- [Work required] Transcribe the entries that follow exactly as they appear, minus pictures.

--- Stored data ---

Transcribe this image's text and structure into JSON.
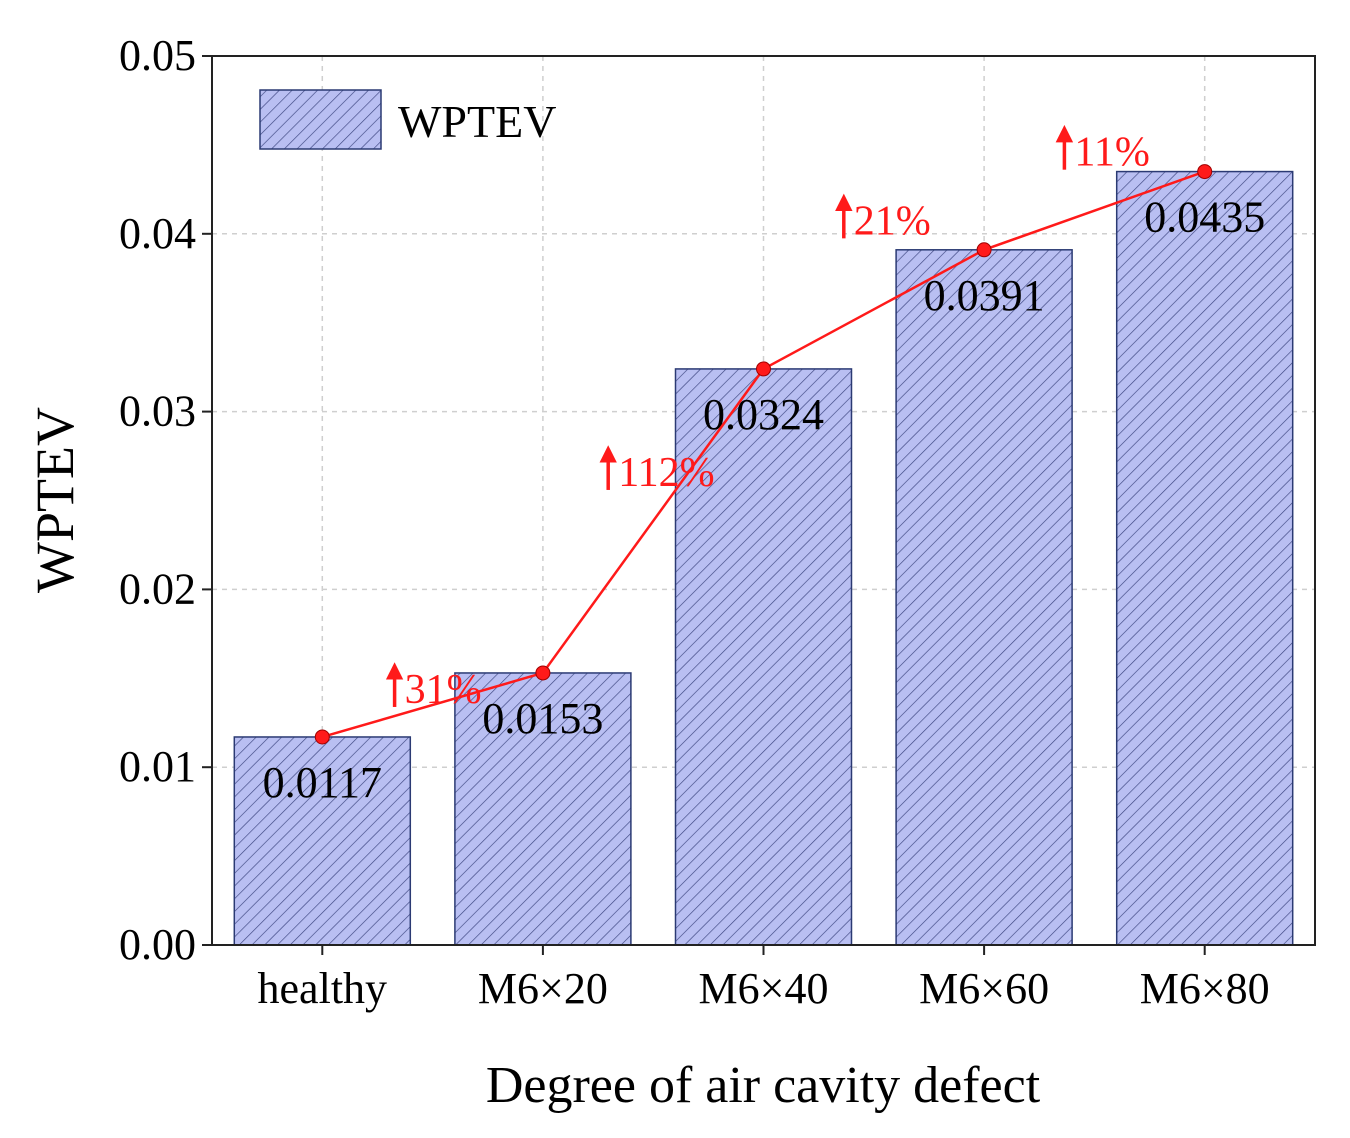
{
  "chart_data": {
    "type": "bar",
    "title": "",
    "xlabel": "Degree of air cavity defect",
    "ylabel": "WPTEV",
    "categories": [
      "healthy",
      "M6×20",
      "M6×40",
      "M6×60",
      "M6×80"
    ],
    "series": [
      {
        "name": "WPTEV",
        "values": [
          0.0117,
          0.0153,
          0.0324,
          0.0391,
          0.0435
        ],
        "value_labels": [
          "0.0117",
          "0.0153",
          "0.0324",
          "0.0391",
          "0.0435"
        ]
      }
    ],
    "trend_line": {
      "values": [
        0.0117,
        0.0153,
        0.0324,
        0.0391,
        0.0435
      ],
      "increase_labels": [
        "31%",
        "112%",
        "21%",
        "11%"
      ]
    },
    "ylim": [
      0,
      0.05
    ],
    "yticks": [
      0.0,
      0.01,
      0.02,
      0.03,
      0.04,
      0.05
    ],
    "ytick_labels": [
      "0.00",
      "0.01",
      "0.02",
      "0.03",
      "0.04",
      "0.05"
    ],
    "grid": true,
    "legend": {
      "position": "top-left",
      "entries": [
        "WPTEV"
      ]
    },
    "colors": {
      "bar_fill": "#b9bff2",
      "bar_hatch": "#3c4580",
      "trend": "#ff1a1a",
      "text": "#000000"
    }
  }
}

---

- [Output of the task]
Transcribe this image's text and structure into JSON.
{
  "chart_data": {
    "type": "bar",
    "title": "",
    "xlabel": "Degree of air cavity defect",
    "ylabel": "WPTEV",
    "categories": [
      "healthy",
      "M6×20",
      "M6×40",
      "M6×60",
      "M6×80"
    ],
    "series": [
      {
        "name": "WPTEV",
        "values": [
          0.0117,
          0.0153,
          0.0324,
          0.0391,
          0.0435
        ],
        "value_labels": [
          "0.0117",
          "0.0153",
          "0.0324",
          "0.0391",
          "0.0435"
        ]
      }
    ],
    "trend_line": {
      "values": [
        0.0117,
        0.0153,
        0.0324,
        0.0391,
        0.0435
      ],
      "increase_labels": [
        "31%",
        "112%",
        "21%",
        "11%"
      ]
    },
    "ylim": [
      0,
      0.05
    ],
    "yticks": [
      0.0,
      0.01,
      0.02,
      0.03,
      0.04,
      0.05
    ],
    "ytick_labels": [
      "0.00",
      "0.01",
      "0.02",
      "0.03",
      "0.04",
      "0.05"
    ],
    "grid": true,
    "legend": {
      "position": "top-left",
      "entries": [
        "WPTEV"
      ]
    },
    "colors": {
      "bar_fill": "#b9bff2",
      "bar_hatch": "#3c4580",
      "trend": "#ff1a1a",
      "text": "#000000"
    }
  }
}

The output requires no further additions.